Records to use ▸

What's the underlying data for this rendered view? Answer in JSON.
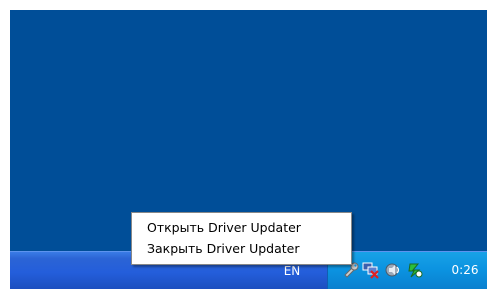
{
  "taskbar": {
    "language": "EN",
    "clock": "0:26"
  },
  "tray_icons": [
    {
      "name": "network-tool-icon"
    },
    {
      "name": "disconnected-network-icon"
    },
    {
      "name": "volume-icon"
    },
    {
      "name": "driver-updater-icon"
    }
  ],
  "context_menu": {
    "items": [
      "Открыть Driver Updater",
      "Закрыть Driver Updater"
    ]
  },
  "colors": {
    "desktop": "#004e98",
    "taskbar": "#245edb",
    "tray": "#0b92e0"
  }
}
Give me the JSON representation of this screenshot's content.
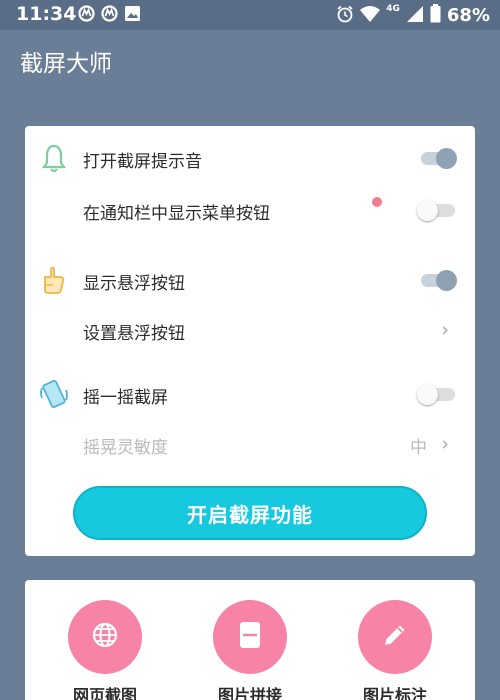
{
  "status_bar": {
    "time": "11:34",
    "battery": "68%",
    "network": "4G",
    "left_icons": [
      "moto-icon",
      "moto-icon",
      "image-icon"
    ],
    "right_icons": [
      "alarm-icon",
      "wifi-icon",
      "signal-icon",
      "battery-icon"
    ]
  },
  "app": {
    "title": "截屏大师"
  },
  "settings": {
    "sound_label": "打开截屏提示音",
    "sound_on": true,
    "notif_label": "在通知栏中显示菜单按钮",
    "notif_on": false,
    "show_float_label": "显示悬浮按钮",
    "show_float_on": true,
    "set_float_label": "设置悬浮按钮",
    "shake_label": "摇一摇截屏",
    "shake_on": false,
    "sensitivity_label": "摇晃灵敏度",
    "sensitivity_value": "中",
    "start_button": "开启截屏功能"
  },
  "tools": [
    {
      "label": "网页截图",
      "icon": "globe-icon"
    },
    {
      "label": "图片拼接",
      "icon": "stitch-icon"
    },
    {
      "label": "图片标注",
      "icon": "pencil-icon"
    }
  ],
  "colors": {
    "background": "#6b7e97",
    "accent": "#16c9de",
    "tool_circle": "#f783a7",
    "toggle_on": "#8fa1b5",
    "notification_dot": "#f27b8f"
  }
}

Given instruction ▸ Repeat the listing above exactly, with no pictures.

Answer ▸
What's the underlying data for this rendered view? Answer in JSON.
{
  "taskbar": {
    "language": "EN",
    "clock": "0:26"
  },
  "tray_icons": [
    {
      "name": "network-tool-icon"
    },
    {
      "name": "disconnected-network-icon"
    },
    {
      "name": "volume-icon"
    },
    {
      "name": "driver-updater-icon"
    }
  ],
  "context_menu": {
    "items": [
      "Открыть Driver Updater",
      "Закрыть Driver Updater"
    ]
  },
  "colors": {
    "desktop": "#004e98",
    "taskbar": "#245edb",
    "tray": "#0b92e0"
  }
}
Give me the JSON representation of this screenshot's content.
{
  "status_bar": {
    "time": "11:34",
    "battery": "68%",
    "network": "4G",
    "left_icons": [
      "moto-icon",
      "moto-icon",
      "image-icon"
    ],
    "right_icons": [
      "alarm-icon",
      "wifi-icon",
      "signal-icon",
      "battery-icon"
    ]
  },
  "app": {
    "title": "截屏大师"
  },
  "settings": {
    "sound_label": "打开截屏提示音",
    "sound_on": true,
    "notif_label": "在通知栏中显示菜单按钮",
    "notif_on": false,
    "show_float_label": "显示悬浮按钮",
    "show_float_on": true,
    "set_float_label": "设置悬浮按钮",
    "shake_label": "摇一摇截屏",
    "shake_on": false,
    "sensitivity_label": "摇晃灵敏度",
    "sensitivity_value": "中",
    "start_button": "开启截屏功能"
  },
  "tools": [
    {
      "label": "网页截图",
      "icon": "globe-icon"
    },
    {
      "label": "图片拼接",
      "icon": "stitch-icon"
    },
    {
      "label": "图片标注",
      "icon": "pencil-icon"
    }
  ],
  "colors": {
    "background": "#6b7e97",
    "accent": "#16c9de",
    "tool_circle": "#f783a7",
    "toggle_on": "#8fa1b5",
    "notification_dot": "#f27b8f"
  }
}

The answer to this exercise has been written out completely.